Find how many lines in the data below include the word "JSON", then write only that number.

___ Data to process

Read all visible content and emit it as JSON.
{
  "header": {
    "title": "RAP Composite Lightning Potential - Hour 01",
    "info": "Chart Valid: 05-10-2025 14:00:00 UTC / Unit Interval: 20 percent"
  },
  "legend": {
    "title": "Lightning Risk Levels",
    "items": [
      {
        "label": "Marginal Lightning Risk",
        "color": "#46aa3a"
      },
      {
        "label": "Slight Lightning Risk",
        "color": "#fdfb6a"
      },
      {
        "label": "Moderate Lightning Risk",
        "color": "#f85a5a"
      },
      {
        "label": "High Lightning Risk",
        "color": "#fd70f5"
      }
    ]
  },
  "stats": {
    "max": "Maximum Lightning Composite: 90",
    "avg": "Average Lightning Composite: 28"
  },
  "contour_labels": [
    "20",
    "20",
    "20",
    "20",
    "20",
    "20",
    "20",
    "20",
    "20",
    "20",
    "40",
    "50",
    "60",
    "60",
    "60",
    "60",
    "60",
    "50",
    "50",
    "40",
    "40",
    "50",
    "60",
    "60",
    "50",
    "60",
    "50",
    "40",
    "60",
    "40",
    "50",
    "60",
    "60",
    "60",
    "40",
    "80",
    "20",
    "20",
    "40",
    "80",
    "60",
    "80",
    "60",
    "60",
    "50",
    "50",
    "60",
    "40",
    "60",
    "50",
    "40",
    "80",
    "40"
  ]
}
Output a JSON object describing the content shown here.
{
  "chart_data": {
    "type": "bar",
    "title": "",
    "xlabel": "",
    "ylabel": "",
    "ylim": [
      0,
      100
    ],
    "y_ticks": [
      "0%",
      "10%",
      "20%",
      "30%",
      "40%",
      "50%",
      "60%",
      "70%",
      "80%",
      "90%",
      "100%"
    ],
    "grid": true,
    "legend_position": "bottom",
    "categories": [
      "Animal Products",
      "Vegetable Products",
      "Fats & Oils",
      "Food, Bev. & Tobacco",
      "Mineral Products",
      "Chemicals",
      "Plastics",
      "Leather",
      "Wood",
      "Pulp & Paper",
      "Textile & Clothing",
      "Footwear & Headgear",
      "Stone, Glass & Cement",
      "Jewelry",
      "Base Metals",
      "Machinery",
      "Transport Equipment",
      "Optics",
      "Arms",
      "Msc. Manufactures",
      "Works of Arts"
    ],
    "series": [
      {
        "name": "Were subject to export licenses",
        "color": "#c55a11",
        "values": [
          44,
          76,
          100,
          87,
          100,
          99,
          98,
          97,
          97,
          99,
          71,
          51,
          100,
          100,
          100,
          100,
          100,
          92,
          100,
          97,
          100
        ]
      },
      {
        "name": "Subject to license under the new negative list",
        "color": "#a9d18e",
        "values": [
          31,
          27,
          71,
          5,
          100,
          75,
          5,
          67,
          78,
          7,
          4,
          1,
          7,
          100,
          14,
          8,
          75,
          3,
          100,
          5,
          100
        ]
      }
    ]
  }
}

______

Written reply
2